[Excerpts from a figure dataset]
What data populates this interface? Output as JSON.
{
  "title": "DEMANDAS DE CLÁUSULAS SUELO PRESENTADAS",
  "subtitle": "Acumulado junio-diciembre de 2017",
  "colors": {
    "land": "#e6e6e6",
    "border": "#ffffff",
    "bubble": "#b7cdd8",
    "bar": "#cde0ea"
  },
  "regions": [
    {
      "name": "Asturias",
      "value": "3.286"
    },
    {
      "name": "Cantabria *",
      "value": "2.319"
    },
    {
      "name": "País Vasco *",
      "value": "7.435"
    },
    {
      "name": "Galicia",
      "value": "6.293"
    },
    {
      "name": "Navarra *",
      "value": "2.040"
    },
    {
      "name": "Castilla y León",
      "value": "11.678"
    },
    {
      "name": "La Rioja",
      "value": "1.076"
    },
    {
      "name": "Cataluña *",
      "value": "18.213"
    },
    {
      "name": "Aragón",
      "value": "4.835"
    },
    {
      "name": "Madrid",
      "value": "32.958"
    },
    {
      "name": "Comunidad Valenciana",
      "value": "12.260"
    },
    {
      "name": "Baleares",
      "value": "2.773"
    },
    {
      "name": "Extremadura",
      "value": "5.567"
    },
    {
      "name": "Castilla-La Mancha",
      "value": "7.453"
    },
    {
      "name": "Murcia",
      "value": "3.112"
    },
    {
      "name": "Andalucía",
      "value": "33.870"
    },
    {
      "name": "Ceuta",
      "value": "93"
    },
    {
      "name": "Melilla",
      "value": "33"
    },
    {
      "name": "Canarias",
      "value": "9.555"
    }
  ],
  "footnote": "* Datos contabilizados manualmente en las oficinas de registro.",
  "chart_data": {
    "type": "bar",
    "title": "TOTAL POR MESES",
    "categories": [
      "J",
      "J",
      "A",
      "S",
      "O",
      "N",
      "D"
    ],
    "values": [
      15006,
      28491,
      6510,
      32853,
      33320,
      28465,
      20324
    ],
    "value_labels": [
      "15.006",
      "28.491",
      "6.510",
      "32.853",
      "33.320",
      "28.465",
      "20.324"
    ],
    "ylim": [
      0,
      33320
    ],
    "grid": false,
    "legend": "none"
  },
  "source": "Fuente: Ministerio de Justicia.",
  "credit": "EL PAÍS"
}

Problem to solve: Go through the records above and copy every line with the word "Castilla".

Exercise output:
      "name": "Castilla y León",
      "name": "Castilla-La Mancha",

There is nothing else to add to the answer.